• Task statement:
Extract all lines that hold the string "type".
───── Data for this task ─────
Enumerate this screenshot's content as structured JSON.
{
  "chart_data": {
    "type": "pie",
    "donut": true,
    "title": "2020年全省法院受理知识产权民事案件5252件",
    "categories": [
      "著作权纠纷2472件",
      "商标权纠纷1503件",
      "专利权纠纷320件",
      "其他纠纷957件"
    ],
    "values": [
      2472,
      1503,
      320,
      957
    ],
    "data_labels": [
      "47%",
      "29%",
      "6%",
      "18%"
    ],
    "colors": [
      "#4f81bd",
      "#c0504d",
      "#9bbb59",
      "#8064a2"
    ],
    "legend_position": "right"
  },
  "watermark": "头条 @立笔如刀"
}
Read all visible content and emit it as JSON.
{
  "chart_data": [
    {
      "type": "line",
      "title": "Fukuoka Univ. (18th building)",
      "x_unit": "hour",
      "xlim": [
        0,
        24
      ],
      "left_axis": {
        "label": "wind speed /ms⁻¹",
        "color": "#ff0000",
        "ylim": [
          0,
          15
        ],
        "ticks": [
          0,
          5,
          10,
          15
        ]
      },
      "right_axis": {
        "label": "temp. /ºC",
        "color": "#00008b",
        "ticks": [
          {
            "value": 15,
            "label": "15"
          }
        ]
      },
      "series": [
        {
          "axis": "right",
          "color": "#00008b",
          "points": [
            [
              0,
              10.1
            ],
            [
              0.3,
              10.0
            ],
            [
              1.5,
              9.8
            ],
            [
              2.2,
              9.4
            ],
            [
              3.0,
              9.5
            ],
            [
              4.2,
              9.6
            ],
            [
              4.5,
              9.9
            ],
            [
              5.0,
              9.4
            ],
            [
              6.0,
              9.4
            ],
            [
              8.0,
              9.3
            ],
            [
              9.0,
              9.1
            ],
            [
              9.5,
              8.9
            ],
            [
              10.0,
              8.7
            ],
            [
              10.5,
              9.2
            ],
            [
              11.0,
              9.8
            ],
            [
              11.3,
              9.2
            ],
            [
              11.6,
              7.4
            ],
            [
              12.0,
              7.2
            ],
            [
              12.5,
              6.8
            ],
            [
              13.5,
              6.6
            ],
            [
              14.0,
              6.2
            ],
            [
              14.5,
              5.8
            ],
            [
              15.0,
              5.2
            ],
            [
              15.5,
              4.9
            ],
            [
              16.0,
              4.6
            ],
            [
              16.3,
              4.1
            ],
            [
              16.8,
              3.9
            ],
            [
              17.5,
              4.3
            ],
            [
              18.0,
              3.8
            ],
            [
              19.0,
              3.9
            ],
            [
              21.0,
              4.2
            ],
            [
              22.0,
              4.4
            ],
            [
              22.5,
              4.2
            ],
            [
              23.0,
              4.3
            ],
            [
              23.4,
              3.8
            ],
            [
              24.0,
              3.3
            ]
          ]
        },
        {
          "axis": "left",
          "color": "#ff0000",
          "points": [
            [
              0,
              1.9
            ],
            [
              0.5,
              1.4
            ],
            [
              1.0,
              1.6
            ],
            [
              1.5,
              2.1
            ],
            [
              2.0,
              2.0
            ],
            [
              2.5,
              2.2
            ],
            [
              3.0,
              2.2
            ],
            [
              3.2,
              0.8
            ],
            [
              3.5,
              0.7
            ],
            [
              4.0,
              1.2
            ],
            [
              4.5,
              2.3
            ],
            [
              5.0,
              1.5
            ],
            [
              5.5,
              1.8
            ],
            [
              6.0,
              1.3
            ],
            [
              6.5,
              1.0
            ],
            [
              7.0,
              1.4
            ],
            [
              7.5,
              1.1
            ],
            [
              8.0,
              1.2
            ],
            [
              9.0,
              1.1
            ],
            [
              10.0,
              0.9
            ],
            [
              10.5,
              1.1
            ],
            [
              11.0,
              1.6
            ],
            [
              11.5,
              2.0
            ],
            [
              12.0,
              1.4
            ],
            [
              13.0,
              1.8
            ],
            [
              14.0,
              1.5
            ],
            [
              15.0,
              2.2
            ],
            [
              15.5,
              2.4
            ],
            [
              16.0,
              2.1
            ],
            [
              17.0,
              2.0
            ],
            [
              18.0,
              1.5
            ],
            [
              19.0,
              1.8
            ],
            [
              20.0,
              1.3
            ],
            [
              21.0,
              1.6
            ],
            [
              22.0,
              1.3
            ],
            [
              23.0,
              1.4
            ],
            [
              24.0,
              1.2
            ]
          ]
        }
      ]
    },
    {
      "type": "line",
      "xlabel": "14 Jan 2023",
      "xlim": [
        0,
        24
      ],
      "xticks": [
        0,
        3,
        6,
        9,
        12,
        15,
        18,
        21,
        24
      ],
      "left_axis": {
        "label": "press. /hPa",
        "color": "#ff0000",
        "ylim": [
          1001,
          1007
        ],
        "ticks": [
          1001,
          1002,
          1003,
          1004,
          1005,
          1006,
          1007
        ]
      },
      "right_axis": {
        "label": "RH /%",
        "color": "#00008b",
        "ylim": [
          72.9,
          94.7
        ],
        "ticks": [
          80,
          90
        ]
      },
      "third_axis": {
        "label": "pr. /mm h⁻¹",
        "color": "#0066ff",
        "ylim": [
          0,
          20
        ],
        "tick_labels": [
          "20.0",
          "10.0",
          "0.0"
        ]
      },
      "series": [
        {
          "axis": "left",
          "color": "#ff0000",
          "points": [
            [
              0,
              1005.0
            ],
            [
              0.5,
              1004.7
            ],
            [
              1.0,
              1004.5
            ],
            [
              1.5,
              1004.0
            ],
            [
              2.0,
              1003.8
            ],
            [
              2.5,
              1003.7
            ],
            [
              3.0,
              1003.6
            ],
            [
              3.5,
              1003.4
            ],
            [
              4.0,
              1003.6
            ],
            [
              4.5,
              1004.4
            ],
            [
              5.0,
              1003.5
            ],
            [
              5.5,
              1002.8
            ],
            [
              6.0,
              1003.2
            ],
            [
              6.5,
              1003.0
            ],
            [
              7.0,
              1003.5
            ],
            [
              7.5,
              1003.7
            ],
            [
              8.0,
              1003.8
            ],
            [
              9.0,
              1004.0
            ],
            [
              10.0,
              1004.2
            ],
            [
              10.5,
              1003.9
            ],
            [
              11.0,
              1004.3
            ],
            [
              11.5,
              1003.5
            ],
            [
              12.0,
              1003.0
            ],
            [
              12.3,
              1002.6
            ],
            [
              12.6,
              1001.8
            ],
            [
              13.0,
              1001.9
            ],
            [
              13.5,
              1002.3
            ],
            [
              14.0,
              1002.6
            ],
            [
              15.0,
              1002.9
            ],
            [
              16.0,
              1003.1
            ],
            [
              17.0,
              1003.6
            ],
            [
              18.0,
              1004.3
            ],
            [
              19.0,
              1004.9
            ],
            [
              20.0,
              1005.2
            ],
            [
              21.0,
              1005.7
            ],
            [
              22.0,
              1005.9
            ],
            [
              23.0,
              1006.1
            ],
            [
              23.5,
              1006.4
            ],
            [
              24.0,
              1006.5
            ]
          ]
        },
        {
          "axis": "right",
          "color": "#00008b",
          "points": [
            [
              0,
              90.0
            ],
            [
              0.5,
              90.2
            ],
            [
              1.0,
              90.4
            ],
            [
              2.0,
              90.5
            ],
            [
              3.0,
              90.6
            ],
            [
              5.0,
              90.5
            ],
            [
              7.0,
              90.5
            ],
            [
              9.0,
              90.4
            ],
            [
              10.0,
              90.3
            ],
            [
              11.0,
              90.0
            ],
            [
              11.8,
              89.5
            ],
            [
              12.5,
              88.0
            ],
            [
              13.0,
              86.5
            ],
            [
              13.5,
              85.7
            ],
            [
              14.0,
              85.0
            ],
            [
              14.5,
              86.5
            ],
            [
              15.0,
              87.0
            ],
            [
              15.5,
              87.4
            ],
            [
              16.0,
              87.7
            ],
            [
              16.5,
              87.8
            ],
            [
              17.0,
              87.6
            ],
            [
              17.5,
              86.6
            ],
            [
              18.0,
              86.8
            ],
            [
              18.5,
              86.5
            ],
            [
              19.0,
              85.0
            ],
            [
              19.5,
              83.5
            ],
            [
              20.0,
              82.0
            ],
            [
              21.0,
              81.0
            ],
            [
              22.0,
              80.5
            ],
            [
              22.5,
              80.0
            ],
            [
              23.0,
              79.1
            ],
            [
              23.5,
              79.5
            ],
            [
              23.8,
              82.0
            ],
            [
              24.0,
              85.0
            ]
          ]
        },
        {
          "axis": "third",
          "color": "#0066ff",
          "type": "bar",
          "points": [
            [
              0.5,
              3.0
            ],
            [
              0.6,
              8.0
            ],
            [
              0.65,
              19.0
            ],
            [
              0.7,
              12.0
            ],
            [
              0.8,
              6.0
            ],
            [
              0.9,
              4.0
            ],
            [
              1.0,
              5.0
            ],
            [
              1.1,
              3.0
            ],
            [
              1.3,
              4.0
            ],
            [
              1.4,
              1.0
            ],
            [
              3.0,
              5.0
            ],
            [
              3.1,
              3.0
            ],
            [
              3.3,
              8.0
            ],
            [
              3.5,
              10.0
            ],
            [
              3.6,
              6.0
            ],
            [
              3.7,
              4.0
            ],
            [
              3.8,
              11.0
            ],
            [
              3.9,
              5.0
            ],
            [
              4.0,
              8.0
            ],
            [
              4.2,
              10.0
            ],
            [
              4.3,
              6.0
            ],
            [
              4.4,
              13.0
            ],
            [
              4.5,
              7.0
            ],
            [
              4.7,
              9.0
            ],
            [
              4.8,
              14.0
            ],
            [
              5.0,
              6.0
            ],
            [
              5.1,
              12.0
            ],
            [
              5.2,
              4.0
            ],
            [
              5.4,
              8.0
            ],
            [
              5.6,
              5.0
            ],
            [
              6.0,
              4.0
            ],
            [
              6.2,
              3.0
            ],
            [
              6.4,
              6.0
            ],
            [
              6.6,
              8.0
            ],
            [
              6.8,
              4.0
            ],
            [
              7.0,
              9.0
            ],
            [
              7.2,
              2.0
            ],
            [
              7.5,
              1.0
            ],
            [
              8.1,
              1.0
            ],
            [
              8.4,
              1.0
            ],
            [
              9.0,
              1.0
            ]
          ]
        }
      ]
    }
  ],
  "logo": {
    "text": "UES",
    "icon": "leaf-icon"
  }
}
─────
• Worked answer:
    "type": "pie",
      "type": "line",
      "type": "line",
          "type": "bar",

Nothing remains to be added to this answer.